Give a verbatim quotation of every record.
-- start of RECORDS SHOWN --
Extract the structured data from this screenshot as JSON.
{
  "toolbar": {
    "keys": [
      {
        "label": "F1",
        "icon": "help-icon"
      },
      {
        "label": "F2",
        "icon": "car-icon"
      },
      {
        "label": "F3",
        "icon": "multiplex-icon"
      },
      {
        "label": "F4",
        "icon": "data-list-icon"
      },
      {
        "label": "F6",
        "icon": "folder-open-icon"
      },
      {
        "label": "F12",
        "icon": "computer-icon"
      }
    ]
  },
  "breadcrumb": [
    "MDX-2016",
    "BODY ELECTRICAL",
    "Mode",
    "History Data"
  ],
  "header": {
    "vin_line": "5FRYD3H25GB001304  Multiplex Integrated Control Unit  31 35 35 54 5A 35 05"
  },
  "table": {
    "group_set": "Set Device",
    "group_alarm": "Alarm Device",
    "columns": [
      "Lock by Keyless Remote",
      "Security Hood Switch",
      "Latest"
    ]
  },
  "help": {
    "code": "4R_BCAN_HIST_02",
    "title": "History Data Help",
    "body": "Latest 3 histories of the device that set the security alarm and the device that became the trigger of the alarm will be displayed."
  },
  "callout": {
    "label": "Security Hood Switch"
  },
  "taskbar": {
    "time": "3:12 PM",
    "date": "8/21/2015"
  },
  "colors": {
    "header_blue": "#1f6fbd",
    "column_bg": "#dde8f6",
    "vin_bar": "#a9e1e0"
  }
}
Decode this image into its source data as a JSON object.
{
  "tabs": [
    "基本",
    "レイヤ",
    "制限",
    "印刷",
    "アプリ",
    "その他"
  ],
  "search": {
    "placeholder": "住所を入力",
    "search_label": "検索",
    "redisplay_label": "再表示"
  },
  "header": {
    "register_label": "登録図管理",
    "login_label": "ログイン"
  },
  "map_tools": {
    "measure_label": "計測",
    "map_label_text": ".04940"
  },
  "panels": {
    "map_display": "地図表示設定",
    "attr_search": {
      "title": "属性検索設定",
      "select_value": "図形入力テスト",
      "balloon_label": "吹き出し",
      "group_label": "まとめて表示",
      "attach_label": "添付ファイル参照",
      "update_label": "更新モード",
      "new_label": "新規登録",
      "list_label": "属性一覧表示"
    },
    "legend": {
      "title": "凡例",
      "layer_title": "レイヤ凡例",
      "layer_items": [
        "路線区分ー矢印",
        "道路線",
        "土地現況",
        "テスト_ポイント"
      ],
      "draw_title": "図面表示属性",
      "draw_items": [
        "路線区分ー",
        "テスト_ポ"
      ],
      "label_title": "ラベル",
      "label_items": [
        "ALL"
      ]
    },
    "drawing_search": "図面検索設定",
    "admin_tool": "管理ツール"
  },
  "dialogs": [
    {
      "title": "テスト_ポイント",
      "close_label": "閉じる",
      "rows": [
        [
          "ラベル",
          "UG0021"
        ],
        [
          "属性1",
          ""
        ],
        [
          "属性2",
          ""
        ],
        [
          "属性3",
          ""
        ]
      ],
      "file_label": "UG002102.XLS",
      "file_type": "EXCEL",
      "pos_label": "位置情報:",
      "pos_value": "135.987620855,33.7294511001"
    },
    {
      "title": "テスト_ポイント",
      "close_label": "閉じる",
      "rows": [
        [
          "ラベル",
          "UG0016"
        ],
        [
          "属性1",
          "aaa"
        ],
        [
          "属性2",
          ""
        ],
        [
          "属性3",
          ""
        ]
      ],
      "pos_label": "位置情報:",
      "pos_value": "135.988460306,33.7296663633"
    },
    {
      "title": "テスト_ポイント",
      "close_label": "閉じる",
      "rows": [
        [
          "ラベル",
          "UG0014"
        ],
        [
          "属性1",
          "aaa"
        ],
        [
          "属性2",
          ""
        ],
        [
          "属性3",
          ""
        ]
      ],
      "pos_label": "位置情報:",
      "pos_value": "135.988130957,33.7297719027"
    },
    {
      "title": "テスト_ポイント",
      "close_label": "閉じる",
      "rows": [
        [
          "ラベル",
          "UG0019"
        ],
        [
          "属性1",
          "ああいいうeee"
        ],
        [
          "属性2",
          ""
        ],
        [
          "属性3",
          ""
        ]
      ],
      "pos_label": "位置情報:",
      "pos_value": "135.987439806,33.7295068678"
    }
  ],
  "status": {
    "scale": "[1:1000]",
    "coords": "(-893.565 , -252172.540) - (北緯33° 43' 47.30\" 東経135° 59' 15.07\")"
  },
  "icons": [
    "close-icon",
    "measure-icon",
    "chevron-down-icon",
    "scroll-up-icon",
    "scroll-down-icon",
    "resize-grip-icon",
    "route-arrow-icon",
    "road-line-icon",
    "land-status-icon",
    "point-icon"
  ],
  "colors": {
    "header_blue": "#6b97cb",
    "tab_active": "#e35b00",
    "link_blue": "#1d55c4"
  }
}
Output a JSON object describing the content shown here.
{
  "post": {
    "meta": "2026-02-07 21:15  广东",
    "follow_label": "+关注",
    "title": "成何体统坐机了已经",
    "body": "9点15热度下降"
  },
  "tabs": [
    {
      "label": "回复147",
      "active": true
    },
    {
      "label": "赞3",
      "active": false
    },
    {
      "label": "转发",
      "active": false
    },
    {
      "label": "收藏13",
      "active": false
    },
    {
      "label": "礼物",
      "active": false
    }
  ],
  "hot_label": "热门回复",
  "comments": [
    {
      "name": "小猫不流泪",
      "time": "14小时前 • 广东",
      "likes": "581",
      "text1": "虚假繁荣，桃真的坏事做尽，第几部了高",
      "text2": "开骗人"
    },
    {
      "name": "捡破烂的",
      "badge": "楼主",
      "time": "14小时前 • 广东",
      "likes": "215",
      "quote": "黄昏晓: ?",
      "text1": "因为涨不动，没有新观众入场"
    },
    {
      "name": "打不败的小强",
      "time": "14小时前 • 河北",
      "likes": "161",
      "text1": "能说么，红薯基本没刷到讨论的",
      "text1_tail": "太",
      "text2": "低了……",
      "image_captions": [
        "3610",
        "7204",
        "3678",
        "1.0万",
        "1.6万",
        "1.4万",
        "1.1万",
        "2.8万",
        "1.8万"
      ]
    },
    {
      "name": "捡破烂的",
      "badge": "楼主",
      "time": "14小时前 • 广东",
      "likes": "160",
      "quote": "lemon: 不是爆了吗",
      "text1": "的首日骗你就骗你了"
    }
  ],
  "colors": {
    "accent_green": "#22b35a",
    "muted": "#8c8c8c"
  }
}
-- end of RECORDS SHOWN --
== SOLUTION TO THE EXERCISE ==
Extract the structured data from this screenshot as JSON.
{
  "toolbar": {
    "keys": [
      {
        "label": "F1",
        "icon": "help-icon"
      },
      {
        "label": "F2",
        "icon": "car-icon"
      },
      {
        "label": "F3",
        "icon": "multiplex-icon"
      },
      {
        "label": "F4",
        "icon": "data-list-icon"
      },
      {
        "label": "F6",
        "icon": "folder-open-icon"
      },
      {
        "label": "F12",
        "icon": "computer-icon"
      }
    ]
  },
  "breadcrumb": [
    "MDX-2016",
    "BODY ELECTRICAL",
    "Mode",
    "History Data"
  ],
  "header": {
    "vin_line": "5FRYD3H25GB001304  Multiplex Integrated Control Unit  31 35 35 54 5A 35 05"
  },
  "table": {
    "group_set": "Set Device",
    "group_alarm": "Alarm Device",
    "columns": [
      "Lock by Keyless Remote",
      "Security Hood Switch",
      "Latest"
    ]
  },
  "help": {
    "code": "4R_BCAN_HIST_02",
    "title": "History Data Help",
    "body": "Latest 3 histories of the device that set the security alarm and the device that became the trigger of the alarm will be displayed."
  },
  "callout": {
    "label": "Security Hood Switch"
  },
  "taskbar": {
    "time": "3:12 PM",
    "date": "8/21/2015"
  },
  "colors": {
    "header_blue": "#1f6fbd",
    "column_bg": "#dde8f6",
    "vin_bar": "#a9e1e0"
  }
}
Decode this image into its source data as a JSON object.
{
  "tabs": [
    "基本",
    "レイヤ",
    "制限",
    "印刷",
    "アプリ",
    "その他"
  ],
  "search": {
    "placeholder": "住所を入力",
    "search_label": "検索",
    "redisplay_label": "再表示"
  },
  "header": {
    "register_label": "登録図管理",
    "login_label": "ログイン"
  },
  "map_tools": {
    "measure_label": "計測",
    "map_label_text": ".04940"
  },
  "panels": {
    "map_display": "地図表示設定",
    "attr_search": {
      "title": "属性検索設定",
      "select_value": "図形入力テスト",
      "balloon_label": "吹き出し",
      "group_label": "まとめて表示",
      "attach_label": "添付ファイル参照",
      "update_label": "更新モード",
      "new_label": "新規登録",
      "list_label": "属性一覧表示"
    },
    "legend": {
      "title": "凡例",
      "layer_title": "レイヤ凡例",
      "layer_items": [
        "路線区分ー矢印",
        "道路線",
        "土地現況",
        "テスト_ポイント"
      ],
      "draw_title": "図面表示属性",
      "draw_items": [
        "路線区分ー",
        "テスト_ポ"
      ],
      "label_title": "ラベル",
      "label_items": [
        "ALL"
      ]
    },
    "drawing_search": "図面検索設定",
    "admin_tool": "管理ツール"
  },
  "dialogs": [
    {
      "title": "テスト_ポイント",
      "close_label": "閉じる",
      "rows": [
        [
          "ラベル",
          "UG0021"
        ],
        [
          "属性1",
          ""
        ],
        [
          "属性2",
          ""
        ],
        [
          "属性3",
          ""
        ]
      ],
      "file_label": "UG002102.XLS",
      "file_type": "EXCEL",
      "pos_label": "位置情報:",
      "pos_value": "135.987620855,33.7294511001"
    },
    {
      "title": "テスト_ポイント",
      "close_label": "閉じる",
      "rows": [
        [
          "ラベル",
          "UG0016"
        ],
        [
          "属性1",
          "aaa"
        ],
        [
          "属性2",
          ""
        ],
        [
          "属性3",
          ""
        ]
      ],
      "pos_label": "位置情報:",
      "pos_value": "135.988460306,33.7296663633"
    },
    {
      "title": "テスト_ポイント",
      "close_label": "閉じる",
      "rows": [
        [
          "ラベル",
          "UG0014"
        ],
        [
          "属性1",
          "aaa"
        ],
        [
          "属性2",
          ""
        ],
        [
          "属性3",
          ""
        ]
      ],
      "pos_label": "位置情報:",
      "pos_value": "135.988130957,33.7297719027"
    },
    {
      "title": "テスト_ポイント",
      "close_label": "閉じる",
      "rows": [
        [
          "ラベル",
          "UG0019"
        ],
        [
          "属性1",
          "ああいいうeee"
        ],
        [
          "属性2",
          ""
        ],
        [
          "属性3",
          ""
        ]
      ],
      "pos_label": "位置情報:",
      "pos_value": "135.987439806,33.7295068678"
    }
  ],
  "status": {
    "scale": "[1:1000]",
    "coords": "(-893.565 , -252172.540) - (北緯33° 43' 47.30\" 東経135° 59' 15.07\")"
  },
  "icons": [
    "close-icon",
    "measure-icon",
    "chevron-down-icon",
    "scroll-up-icon",
    "scroll-down-icon",
    "resize-grip-icon",
    "route-arrow-icon",
    "road-line-icon",
    "land-status-icon",
    "point-icon"
  ],
  "colors": {
    "header_blue": "#6b97cb",
    "tab_active": "#e35b00",
    "link_blue": "#1d55c4"
  }
}
Output a JSON object describing the content shown here.
{
  "post": {
    "meta": "2026-02-07 21:15  广东",
    "follow_label": "+关注",
    "title": "成何体统坐机了已经",
    "body": "9点15热度下降"
  },
  "tabs": [
    {
      "label": "回复147",
      "active": true
    },
    {
      "label": "赞3",
      "active": false
    },
    {
      "label": "转发",
      "active": false
    },
    {
      "label": "收藏13",
      "active": false
    },
    {
      "label": "礼物",
      "active": false
    }
  ],
  "hot_label": "热门回复",
  "comments": [
    {
      "name": "小猫不流泪",
      "time": "14小时前 • 广东",
      "likes": "581",
      "text1": "虚假繁荣，桃真的坏事做尽，第几部了高",
      "text2": "开骗人"
    },
    {
      "name": "捡破烂的",
      "badge": "楼主",
      "time": "14小时前 • 广东",
      "likes": "215",
      "quote": "黄昏晓: ?",
      "text1": "因为涨不动，没有新观众入场"
    },
    {
      "name": "打不败的小强",
      "time": "14小时前 • 河北",
      "likes": "161",
      "text1": "能说么，红薯基本没刷到讨论的",
      "text1_tail": "太",
      "text2": "低了……",
      "image_captions": [
        "3610",
        "7204",
        "3678",
        "1.0万",
        "1.6万",
        "1.4万",
        "1.1万",
        "2.8万",
        "1.8万"
      ]
    },
    {
      "name": "捡破烂的",
      "badge": "楼主",
      "time": "14小时前 • 广东",
      "likes": "160",
      "quote": "lemon: 不是爆了吗",
      "text1": "的首日骗你就骗你了"
    }
  ],
  "colors": {
    "accent_green": "#22b35a",
    "muted": "#8c8c8c"
  }
}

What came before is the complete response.